* To be done
Examine each line of the data. Copy those that contain the string "будет".

(Data entries for graphics)
- - - - -

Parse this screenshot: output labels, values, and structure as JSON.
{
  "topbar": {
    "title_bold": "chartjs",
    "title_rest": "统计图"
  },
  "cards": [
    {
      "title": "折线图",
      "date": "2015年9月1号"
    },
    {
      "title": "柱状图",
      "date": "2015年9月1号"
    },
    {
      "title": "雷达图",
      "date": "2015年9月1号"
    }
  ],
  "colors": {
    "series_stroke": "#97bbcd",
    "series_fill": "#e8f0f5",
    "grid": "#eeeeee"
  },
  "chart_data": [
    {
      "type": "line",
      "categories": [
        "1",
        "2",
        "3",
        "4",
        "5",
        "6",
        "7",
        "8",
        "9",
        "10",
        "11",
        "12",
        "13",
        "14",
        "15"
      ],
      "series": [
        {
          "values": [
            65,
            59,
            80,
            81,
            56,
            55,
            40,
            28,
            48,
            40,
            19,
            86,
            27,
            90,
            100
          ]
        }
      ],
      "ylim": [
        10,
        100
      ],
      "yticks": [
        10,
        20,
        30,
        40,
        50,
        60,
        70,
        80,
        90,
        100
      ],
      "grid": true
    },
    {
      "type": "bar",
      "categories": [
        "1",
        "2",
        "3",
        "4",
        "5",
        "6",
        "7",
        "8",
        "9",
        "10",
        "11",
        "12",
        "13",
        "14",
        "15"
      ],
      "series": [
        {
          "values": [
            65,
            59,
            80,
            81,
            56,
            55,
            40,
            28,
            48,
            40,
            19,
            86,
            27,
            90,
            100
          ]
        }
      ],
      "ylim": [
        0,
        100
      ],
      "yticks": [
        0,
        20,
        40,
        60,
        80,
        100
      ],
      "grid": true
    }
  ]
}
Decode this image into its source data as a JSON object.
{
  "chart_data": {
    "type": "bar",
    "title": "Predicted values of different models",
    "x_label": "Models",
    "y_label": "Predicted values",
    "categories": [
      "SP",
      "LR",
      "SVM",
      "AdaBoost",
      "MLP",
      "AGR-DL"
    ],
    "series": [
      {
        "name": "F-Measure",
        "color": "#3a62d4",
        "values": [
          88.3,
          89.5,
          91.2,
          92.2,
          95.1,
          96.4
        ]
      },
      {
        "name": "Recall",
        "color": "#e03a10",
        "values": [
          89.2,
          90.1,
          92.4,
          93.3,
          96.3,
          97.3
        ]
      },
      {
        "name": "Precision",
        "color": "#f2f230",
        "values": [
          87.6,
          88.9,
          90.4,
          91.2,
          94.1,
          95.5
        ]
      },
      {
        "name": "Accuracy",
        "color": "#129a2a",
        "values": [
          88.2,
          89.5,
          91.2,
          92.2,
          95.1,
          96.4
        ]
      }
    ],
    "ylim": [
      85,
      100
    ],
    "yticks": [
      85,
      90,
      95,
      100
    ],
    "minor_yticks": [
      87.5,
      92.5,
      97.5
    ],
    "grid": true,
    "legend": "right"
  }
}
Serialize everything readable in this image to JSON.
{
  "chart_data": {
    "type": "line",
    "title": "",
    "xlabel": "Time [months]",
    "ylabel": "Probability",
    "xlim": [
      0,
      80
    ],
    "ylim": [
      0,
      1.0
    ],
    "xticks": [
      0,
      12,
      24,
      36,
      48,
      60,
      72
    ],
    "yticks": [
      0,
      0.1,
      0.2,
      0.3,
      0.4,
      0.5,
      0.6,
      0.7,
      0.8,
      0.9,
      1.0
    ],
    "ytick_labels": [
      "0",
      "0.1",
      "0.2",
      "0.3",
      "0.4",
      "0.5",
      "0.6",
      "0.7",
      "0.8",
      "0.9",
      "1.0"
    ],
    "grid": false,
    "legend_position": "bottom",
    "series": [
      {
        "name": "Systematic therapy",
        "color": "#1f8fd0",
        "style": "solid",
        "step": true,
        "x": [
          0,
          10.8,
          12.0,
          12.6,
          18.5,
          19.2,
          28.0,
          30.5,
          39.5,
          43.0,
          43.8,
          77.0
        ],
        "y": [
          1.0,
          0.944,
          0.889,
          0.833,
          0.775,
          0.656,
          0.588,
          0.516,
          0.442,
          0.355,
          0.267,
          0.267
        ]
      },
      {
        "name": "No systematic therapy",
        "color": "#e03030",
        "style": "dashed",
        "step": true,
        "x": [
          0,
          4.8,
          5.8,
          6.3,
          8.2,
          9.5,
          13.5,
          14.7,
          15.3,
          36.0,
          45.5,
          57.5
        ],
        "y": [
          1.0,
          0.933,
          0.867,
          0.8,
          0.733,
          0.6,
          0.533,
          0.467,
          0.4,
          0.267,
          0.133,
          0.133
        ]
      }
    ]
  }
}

- - - - -

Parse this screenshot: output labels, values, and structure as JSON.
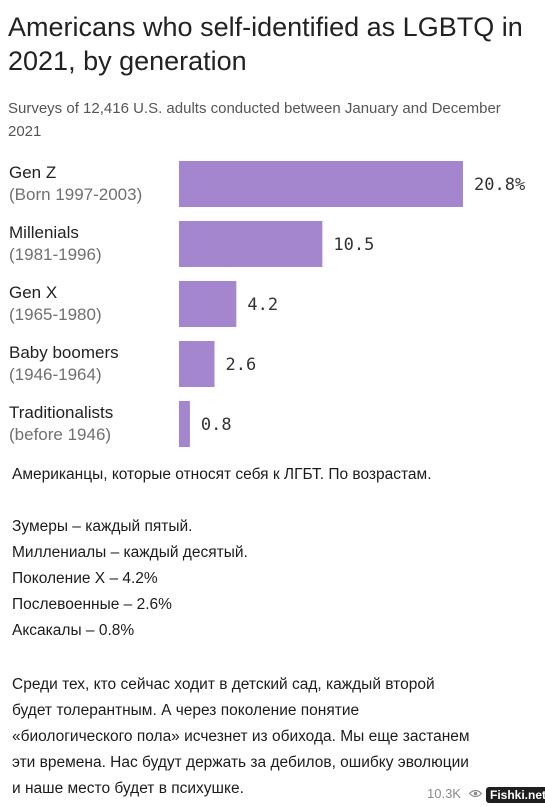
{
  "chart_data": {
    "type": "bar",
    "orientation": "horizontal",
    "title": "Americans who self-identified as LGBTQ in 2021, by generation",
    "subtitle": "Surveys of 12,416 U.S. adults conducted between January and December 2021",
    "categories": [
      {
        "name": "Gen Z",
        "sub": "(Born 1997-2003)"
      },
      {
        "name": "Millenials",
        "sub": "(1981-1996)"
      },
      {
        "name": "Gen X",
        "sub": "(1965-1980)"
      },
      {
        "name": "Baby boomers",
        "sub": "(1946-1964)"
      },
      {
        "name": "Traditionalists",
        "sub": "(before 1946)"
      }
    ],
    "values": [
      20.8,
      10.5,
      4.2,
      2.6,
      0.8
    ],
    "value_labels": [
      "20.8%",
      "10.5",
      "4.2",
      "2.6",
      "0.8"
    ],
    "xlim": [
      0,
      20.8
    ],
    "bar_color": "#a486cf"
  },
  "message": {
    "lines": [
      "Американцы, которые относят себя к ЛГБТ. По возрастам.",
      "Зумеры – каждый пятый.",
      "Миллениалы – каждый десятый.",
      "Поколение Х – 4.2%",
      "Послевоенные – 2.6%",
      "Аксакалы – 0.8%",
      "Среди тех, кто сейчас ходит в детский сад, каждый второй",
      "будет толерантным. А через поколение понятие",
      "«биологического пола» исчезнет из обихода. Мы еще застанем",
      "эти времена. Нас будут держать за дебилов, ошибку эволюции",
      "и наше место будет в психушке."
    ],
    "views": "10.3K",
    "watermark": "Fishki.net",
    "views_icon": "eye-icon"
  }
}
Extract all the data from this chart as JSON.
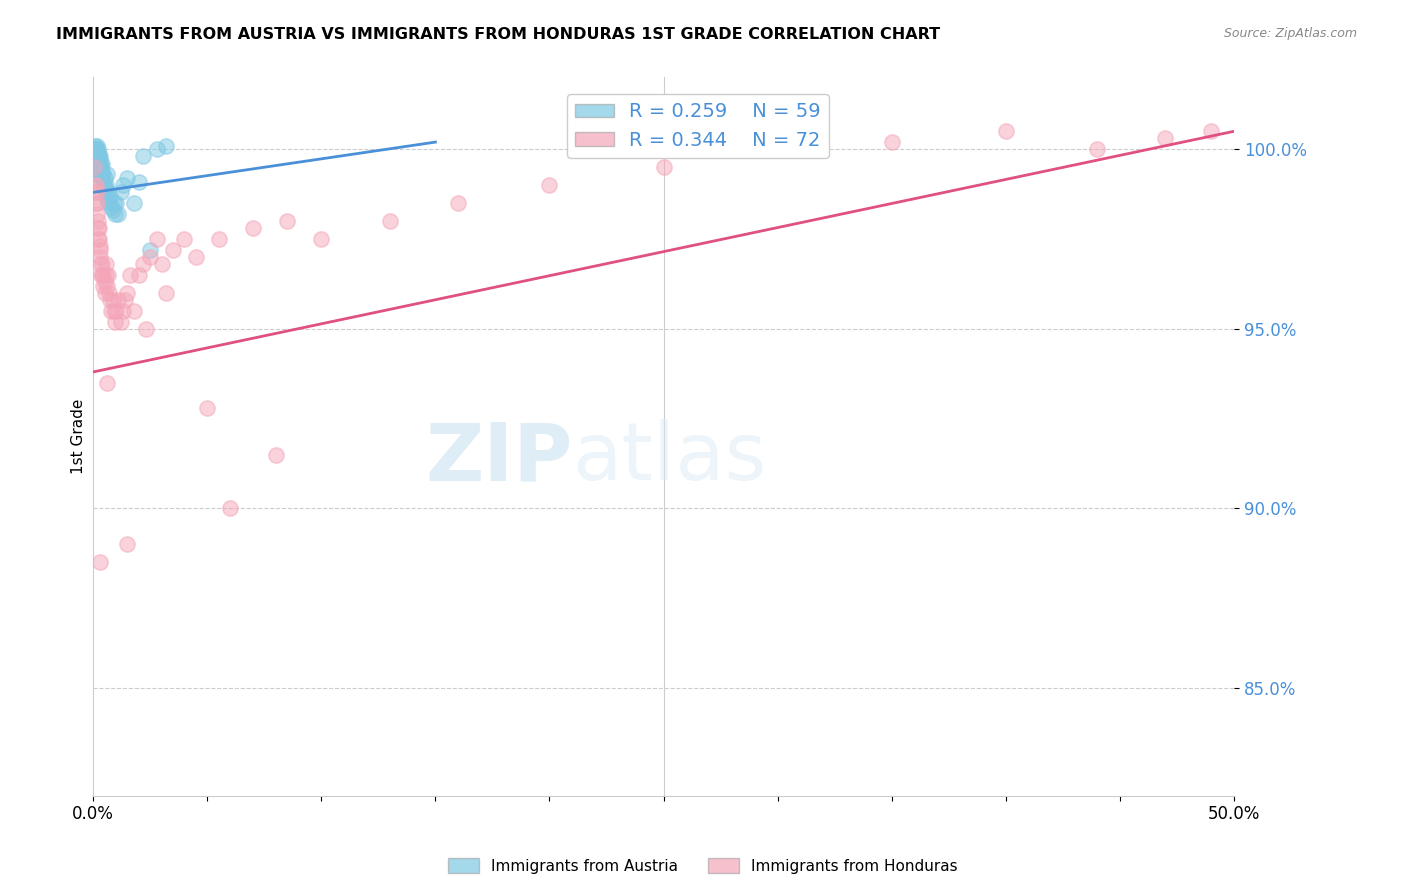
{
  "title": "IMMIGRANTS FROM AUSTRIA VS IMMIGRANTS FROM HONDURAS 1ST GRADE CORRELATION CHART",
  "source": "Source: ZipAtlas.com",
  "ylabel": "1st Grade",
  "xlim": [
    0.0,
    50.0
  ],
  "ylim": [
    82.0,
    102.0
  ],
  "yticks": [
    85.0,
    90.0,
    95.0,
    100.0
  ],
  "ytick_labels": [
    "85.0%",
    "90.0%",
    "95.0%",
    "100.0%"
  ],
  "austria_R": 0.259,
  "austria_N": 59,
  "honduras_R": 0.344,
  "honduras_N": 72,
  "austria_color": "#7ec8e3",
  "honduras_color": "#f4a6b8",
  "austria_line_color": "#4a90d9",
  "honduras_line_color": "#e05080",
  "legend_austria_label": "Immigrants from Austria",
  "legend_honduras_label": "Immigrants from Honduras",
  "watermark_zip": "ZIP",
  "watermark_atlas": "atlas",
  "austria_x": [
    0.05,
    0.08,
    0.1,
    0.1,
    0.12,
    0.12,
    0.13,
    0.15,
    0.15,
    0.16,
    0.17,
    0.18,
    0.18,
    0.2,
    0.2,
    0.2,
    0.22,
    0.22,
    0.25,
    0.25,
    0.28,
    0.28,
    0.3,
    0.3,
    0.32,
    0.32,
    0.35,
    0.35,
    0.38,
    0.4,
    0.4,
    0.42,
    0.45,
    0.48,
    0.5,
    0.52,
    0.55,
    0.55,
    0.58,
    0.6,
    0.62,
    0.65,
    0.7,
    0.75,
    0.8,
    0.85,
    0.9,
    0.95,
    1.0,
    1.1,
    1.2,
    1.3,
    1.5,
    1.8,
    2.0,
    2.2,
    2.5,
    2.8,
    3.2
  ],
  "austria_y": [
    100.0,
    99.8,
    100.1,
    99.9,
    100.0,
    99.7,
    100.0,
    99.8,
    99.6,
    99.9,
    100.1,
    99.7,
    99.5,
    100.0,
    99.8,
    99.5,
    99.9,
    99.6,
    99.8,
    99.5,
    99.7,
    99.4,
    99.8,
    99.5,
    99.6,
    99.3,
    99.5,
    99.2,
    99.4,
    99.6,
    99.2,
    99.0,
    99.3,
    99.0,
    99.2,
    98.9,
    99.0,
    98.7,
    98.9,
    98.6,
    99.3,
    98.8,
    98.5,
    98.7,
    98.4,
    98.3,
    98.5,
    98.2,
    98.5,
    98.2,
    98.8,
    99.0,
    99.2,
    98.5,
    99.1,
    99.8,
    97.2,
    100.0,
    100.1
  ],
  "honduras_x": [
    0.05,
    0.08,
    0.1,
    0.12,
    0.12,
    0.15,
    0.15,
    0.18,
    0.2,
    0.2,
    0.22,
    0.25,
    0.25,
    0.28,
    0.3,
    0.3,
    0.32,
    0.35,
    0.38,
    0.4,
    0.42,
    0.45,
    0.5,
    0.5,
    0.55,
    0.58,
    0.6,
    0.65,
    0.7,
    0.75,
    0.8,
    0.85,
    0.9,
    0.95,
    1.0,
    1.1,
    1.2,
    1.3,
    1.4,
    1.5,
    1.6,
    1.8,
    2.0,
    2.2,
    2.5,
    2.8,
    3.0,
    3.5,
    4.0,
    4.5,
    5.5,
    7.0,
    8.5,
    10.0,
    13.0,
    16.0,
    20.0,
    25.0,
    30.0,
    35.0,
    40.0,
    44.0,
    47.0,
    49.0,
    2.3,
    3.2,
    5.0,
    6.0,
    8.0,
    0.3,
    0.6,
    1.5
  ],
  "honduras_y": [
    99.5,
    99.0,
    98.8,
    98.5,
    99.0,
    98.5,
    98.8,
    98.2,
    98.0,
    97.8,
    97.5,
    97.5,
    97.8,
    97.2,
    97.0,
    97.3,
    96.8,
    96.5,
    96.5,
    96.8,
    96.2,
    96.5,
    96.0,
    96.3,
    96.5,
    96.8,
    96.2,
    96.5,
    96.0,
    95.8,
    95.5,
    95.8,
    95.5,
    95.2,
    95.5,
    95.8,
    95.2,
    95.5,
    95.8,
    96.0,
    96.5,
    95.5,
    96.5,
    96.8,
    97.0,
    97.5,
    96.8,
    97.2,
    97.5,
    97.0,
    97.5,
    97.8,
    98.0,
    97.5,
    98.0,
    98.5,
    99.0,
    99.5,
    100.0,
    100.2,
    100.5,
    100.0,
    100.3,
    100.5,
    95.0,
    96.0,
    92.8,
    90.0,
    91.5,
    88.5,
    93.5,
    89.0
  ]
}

- - - - -

* Finished answer
      "будет толерантным. А через поколение понятие",
      "и наше место будет в психушке."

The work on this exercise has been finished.